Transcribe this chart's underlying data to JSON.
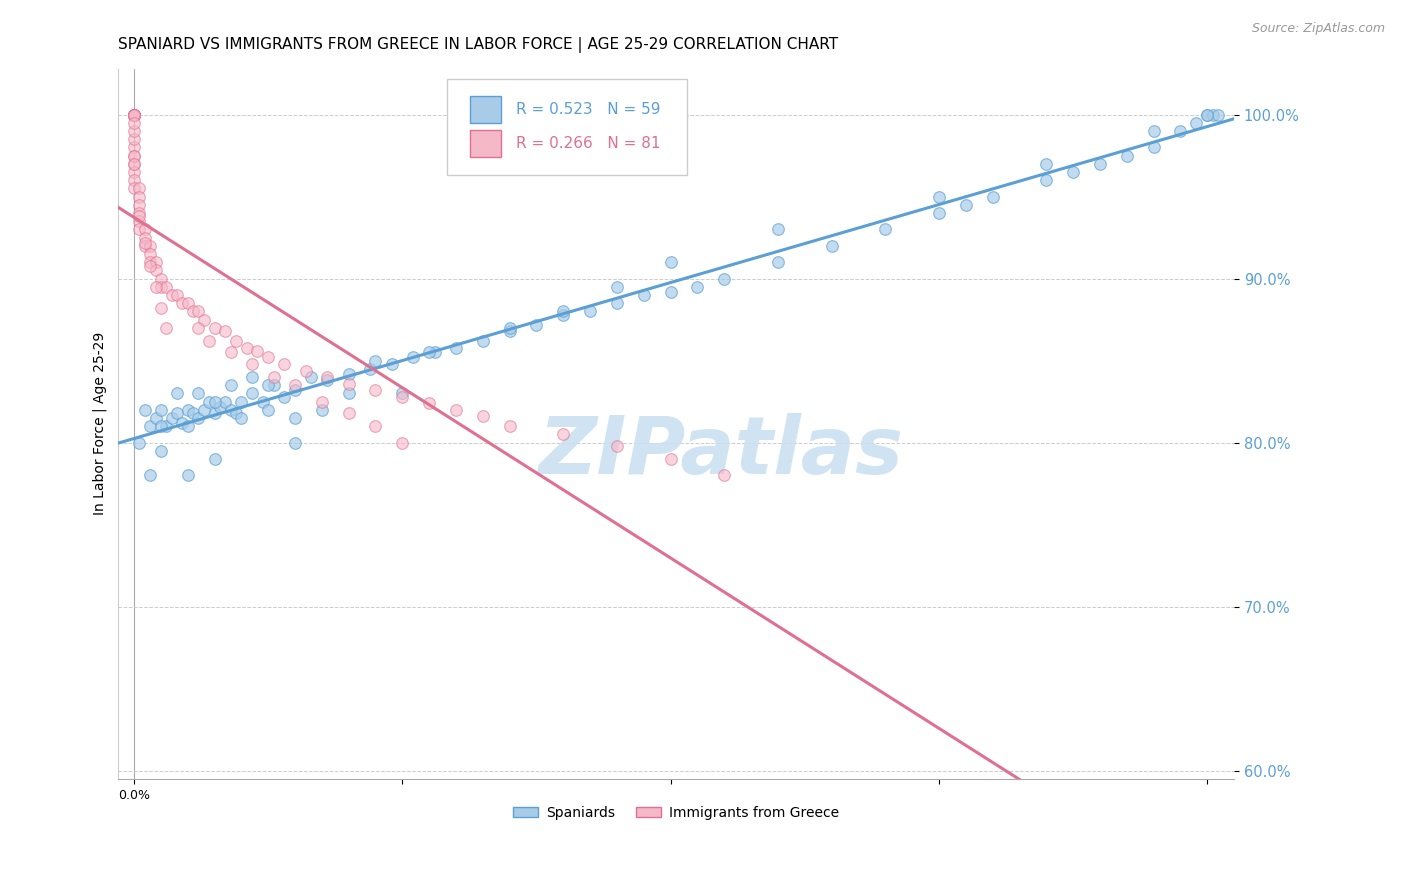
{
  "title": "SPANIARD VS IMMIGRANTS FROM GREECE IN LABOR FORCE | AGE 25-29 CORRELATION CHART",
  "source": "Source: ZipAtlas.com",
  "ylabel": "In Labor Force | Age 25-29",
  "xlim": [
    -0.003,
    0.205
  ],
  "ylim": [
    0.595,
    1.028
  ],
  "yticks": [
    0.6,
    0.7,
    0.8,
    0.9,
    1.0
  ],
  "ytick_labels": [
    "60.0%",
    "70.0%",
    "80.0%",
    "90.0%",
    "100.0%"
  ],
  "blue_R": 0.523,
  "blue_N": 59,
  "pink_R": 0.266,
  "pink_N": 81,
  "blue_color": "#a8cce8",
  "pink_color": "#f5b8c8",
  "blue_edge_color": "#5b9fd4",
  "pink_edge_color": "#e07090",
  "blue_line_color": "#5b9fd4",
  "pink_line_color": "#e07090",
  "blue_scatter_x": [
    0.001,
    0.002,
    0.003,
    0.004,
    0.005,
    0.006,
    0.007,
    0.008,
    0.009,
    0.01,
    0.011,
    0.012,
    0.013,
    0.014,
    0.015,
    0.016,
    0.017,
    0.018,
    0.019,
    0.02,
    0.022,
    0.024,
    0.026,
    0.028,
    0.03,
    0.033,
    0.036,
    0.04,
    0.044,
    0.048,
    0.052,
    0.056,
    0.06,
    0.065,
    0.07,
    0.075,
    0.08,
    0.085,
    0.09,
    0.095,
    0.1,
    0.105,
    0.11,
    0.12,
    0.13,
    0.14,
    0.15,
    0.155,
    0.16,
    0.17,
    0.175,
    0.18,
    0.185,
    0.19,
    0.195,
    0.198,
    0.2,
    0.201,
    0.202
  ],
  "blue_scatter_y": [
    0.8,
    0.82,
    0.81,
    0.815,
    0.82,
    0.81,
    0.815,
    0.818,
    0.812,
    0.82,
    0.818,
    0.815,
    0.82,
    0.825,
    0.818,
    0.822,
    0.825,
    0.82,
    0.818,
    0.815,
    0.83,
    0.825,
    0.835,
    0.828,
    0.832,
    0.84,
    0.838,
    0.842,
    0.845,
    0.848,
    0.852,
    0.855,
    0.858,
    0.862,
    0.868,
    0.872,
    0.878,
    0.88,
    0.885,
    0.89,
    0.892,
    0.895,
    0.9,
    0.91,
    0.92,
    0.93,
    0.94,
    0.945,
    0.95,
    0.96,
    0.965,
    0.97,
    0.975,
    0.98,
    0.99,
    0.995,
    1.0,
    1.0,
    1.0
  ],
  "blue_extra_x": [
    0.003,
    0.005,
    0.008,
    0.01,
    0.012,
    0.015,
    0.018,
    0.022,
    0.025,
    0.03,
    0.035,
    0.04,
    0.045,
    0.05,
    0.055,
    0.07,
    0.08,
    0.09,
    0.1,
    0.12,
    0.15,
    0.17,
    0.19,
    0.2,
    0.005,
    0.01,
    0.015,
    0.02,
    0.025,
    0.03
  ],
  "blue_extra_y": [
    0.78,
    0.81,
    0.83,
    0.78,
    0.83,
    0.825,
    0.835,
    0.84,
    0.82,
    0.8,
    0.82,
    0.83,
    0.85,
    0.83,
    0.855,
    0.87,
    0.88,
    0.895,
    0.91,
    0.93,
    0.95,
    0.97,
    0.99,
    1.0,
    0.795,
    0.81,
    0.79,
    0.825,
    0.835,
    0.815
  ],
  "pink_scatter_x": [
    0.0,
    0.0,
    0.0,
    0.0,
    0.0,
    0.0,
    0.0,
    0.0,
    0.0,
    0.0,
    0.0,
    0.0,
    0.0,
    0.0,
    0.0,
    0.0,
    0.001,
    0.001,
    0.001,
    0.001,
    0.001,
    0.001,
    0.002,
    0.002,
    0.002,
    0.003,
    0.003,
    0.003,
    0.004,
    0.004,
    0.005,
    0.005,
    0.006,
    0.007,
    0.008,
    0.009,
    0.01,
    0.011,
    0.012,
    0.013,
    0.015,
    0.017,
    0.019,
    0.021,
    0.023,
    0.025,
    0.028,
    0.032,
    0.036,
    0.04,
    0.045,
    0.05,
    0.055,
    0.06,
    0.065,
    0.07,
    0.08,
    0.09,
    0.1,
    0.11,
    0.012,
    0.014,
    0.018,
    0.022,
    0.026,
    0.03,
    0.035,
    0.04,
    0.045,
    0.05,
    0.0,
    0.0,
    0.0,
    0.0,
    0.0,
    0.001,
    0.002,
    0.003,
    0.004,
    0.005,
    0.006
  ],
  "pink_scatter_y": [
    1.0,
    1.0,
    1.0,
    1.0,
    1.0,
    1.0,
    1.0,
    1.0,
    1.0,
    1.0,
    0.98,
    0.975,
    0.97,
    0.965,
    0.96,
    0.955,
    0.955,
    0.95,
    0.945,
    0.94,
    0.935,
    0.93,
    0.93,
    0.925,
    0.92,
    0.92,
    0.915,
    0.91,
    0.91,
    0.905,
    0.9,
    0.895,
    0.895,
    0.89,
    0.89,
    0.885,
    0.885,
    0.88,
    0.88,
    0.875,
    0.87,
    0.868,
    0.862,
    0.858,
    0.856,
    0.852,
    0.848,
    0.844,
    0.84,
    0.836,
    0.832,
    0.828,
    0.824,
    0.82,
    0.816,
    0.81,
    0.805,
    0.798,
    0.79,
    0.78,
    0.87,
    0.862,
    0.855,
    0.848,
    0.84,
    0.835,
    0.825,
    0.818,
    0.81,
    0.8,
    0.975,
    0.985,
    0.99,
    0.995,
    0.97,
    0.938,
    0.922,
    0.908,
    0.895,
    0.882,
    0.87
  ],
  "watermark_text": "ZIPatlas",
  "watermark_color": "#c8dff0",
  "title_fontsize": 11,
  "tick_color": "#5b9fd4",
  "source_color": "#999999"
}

+--

Request:
Restate the data above exactly, stripping out each image.

Full solution:
Transcribe this chart's underlying data to JSON.
{
  "title": "SPANIARD VS IMMIGRANTS FROM GREECE IN LABOR FORCE | AGE 25-29 CORRELATION CHART",
  "source": "Source: ZipAtlas.com",
  "ylabel": "In Labor Force | Age 25-29",
  "xlim": [
    -0.003,
    0.205
  ],
  "ylim": [
    0.595,
    1.028
  ],
  "yticks": [
    0.6,
    0.7,
    0.8,
    0.9,
    1.0
  ],
  "ytick_labels": [
    "60.0%",
    "70.0%",
    "80.0%",
    "90.0%",
    "100.0%"
  ],
  "blue_R": 0.523,
  "blue_N": 59,
  "pink_R": 0.266,
  "pink_N": 81,
  "blue_color": "#a8cce8",
  "pink_color": "#f5b8c8",
  "blue_edge_color": "#5b9fd4",
  "pink_edge_color": "#e07090",
  "blue_line_color": "#5b9fd4",
  "pink_line_color": "#e07090",
  "blue_scatter_x": [
    0.001,
    0.002,
    0.003,
    0.004,
    0.005,
    0.006,
    0.007,
    0.008,
    0.009,
    0.01,
    0.011,
    0.012,
    0.013,
    0.014,
    0.015,
    0.016,
    0.017,
    0.018,
    0.019,
    0.02,
    0.022,
    0.024,
    0.026,
    0.028,
    0.03,
    0.033,
    0.036,
    0.04,
    0.044,
    0.048,
    0.052,
    0.056,
    0.06,
    0.065,
    0.07,
    0.075,
    0.08,
    0.085,
    0.09,
    0.095,
    0.1,
    0.105,
    0.11,
    0.12,
    0.13,
    0.14,
    0.15,
    0.155,
    0.16,
    0.17,
    0.175,
    0.18,
    0.185,
    0.19,
    0.195,
    0.198,
    0.2,
    0.201,
    0.202
  ],
  "blue_scatter_y": [
    0.8,
    0.82,
    0.81,
    0.815,
    0.82,
    0.81,
    0.815,
    0.818,
    0.812,
    0.82,
    0.818,
    0.815,
    0.82,
    0.825,
    0.818,
    0.822,
    0.825,
    0.82,
    0.818,
    0.815,
    0.83,
    0.825,
    0.835,
    0.828,
    0.832,
    0.84,
    0.838,
    0.842,
    0.845,
    0.848,
    0.852,
    0.855,
    0.858,
    0.862,
    0.868,
    0.872,
    0.878,
    0.88,
    0.885,
    0.89,
    0.892,
    0.895,
    0.9,
    0.91,
    0.92,
    0.93,
    0.94,
    0.945,
    0.95,
    0.96,
    0.965,
    0.97,
    0.975,
    0.98,
    0.99,
    0.995,
    1.0,
    1.0,
    1.0
  ],
  "blue_extra_x": [
    0.003,
    0.005,
    0.008,
    0.01,
    0.012,
    0.015,
    0.018,
    0.022,
    0.025,
    0.03,
    0.035,
    0.04,
    0.045,
    0.05,
    0.055,
    0.07,
    0.08,
    0.09,
    0.1,
    0.12,
    0.15,
    0.17,
    0.19,
    0.2,
    0.005,
    0.01,
    0.015,
    0.02,
    0.025,
    0.03
  ],
  "blue_extra_y": [
    0.78,
    0.81,
    0.83,
    0.78,
    0.83,
    0.825,
    0.835,
    0.84,
    0.82,
    0.8,
    0.82,
    0.83,
    0.85,
    0.83,
    0.855,
    0.87,
    0.88,
    0.895,
    0.91,
    0.93,
    0.95,
    0.97,
    0.99,
    1.0,
    0.795,
    0.81,
    0.79,
    0.825,
    0.835,
    0.815
  ],
  "pink_scatter_x": [
    0.0,
    0.0,
    0.0,
    0.0,
    0.0,
    0.0,
    0.0,
    0.0,
    0.0,
    0.0,
    0.0,
    0.0,
    0.0,
    0.0,
    0.0,
    0.0,
    0.001,
    0.001,
    0.001,
    0.001,
    0.001,
    0.001,
    0.002,
    0.002,
    0.002,
    0.003,
    0.003,
    0.003,
    0.004,
    0.004,
    0.005,
    0.005,
    0.006,
    0.007,
    0.008,
    0.009,
    0.01,
    0.011,
    0.012,
    0.013,
    0.015,
    0.017,
    0.019,
    0.021,
    0.023,
    0.025,
    0.028,
    0.032,
    0.036,
    0.04,
    0.045,
    0.05,
    0.055,
    0.06,
    0.065,
    0.07,
    0.08,
    0.09,
    0.1,
    0.11,
    0.012,
    0.014,
    0.018,
    0.022,
    0.026,
    0.03,
    0.035,
    0.04,
    0.045,
    0.05,
    0.0,
    0.0,
    0.0,
    0.0,
    0.0,
    0.001,
    0.002,
    0.003,
    0.004,
    0.005,
    0.006
  ],
  "pink_scatter_y": [
    1.0,
    1.0,
    1.0,
    1.0,
    1.0,
    1.0,
    1.0,
    1.0,
    1.0,
    1.0,
    0.98,
    0.975,
    0.97,
    0.965,
    0.96,
    0.955,
    0.955,
    0.95,
    0.945,
    0.94,
    0.935,
    0.93,
    0.93,
    0.925,
    0.92,
    0.92,
    0.915,
    0.91,
    0.91,
    0.905,
    0.9,
    0.895,
    0.895,
    0.89,
    0.89,
    0.885,
    0.885,
    0.88,
    0.88,
    0.875,
    0.87,
    0.868,
    0.862,
    0.858,
    0.856,
    0.852,
    0.848,
    0.844,
    0.84,
    0.836,
    0.832,
    0.828,
    0.824,
    0.82,
    0.816,
    0.81,
    0.805,
    0.798,
    0.79,
    0.78,
    0.87,
    0.862,
    0.855,
    0.848,
    0.84,
    0.835,
    0.825,
    0.818,
    0.81,
    0.8,
    0.975,
    0.985,
    0.99,
    0.995,
    0.97,
    0.938,
    0.922,
    0.908,
    0.895,
    0.882,
    0.87
  ],
  "watermark_text": "ZIPatlas",
  "watermark_color": "#c8dff0",
  "title_fontsize": 11,
  "tick_color": "#5b9fd4",
  "source_color": "#999999"
}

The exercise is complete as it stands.